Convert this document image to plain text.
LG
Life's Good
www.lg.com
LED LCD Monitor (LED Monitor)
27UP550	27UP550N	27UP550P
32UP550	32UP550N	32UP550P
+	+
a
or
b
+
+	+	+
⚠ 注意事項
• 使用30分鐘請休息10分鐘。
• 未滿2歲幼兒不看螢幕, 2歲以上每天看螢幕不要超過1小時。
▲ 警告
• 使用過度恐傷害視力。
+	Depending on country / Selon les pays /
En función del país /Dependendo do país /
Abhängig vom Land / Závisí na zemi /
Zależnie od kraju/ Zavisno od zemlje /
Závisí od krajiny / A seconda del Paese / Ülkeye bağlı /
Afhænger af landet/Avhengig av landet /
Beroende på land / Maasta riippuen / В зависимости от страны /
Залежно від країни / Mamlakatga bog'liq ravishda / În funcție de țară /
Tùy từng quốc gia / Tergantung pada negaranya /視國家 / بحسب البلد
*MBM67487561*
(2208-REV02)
==============================
Given instruction:
Go through the records and print each one exactly.

The output:
Convert this document image to plain text.
LG
Life's Good
www.lg.com
LED LCD Monitor (LED Monitor)
27UP550	27UP550N	27UP550P
32UP550	32UP550N	32UP550P
+	+
a
or
b
+
+	+	+
⚠ 注意事項
• 使用30分鐘請休息10分鐘。
• 未滿2歲幼兒不看螢幕, 2歲以上每天看螢幕不要超過1小時。
▲ 警告
• 使用過度恐傷害視力。
+	Depending on country / Selon les pays /
En función del país /Dependendo do país /
Abhängig vom Land / Závisí na zemi /
Zależnie od kraju/ Zavisno od zemlje /
Závisí od krajiny / A seconda del Paese / Ülkeye bağlı /
Afhænger af landet/Avhengig av landet /
Beroende på land / Maasta riippuen / В зависимости от страны /
Залежно від країни / Mamlakatga bog'liq ravishda / În funcție de țară /
Tùy từng quốc gia / Tergantung pada negaranya /視國家 / بحسب البلد
*MBM67487561*
(2208-REV02)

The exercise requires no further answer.